## Directions for this task
From the entries below, copy out every line with "color" in it.

## Rows

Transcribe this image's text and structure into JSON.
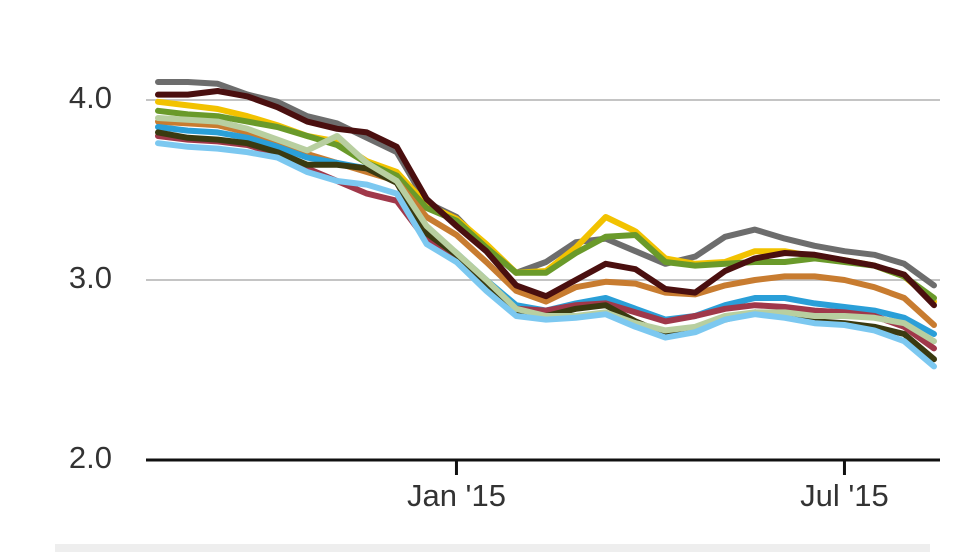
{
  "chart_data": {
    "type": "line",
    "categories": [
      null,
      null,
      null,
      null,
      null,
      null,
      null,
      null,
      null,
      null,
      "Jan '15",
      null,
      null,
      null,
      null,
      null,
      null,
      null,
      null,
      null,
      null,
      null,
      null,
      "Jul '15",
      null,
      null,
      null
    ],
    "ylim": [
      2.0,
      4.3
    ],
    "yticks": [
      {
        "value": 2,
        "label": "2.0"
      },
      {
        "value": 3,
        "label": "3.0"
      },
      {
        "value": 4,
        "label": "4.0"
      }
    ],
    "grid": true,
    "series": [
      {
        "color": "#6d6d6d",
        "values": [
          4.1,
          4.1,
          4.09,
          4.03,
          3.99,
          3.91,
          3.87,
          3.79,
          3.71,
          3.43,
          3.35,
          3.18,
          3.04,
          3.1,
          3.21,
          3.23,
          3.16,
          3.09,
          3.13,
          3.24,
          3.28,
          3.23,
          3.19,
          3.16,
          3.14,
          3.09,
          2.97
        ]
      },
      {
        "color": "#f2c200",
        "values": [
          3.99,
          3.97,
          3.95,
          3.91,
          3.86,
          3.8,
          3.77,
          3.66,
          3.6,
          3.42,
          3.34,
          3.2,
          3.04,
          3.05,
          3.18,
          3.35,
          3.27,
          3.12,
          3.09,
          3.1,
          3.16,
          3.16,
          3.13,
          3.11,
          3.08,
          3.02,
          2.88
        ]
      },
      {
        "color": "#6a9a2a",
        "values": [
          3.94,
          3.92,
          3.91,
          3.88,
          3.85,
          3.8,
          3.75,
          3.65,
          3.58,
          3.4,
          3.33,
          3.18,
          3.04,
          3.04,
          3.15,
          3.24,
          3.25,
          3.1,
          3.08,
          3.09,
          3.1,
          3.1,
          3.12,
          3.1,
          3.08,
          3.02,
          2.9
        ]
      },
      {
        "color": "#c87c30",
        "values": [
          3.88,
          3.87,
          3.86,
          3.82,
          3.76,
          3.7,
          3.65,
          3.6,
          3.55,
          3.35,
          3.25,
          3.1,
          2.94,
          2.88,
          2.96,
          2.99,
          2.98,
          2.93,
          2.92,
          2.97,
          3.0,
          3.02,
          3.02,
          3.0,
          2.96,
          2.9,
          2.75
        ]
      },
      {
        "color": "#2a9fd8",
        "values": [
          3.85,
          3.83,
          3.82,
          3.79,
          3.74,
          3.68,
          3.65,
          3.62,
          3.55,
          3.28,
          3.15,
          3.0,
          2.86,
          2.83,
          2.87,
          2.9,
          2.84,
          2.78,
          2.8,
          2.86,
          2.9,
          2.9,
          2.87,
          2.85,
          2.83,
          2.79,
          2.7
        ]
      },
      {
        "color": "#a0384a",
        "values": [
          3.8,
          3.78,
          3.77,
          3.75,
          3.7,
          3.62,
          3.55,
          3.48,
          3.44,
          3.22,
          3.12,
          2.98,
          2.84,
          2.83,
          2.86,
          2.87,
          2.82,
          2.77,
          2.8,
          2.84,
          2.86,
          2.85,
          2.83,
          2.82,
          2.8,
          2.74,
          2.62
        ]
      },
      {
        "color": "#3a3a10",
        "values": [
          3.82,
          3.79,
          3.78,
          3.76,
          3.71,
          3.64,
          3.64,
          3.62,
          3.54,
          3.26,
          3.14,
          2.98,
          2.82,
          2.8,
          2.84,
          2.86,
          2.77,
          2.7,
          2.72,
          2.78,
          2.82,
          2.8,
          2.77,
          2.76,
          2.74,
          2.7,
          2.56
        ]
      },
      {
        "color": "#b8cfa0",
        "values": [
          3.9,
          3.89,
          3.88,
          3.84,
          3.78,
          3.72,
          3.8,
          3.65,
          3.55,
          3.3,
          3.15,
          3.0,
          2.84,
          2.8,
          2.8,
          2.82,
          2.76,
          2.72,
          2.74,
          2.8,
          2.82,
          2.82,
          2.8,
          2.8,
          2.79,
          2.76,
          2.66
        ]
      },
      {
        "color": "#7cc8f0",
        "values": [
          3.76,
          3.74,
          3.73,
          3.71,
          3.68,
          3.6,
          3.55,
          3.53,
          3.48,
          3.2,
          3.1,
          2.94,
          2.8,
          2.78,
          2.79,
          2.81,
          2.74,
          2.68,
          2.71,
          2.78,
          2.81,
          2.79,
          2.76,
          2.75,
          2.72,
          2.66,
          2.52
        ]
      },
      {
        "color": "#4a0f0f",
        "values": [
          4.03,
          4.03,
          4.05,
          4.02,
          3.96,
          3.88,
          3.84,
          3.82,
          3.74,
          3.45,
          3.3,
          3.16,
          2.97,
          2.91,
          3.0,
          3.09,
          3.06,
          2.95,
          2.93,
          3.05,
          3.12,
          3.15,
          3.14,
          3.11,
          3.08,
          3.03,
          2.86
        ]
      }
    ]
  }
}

## Solution
        "color": "#6d6d6d",
        "color": "#f2c200",
        "color": "#6a9a2a",
        "color": "#c87c30",
        "color": "#2a9fd8",
        "color": "#a0384a",
        "color": "#3a3a10",
        "color": "#b8cfa0",
        "color": "#7cc8f0",
        "color": "#4a0f0f",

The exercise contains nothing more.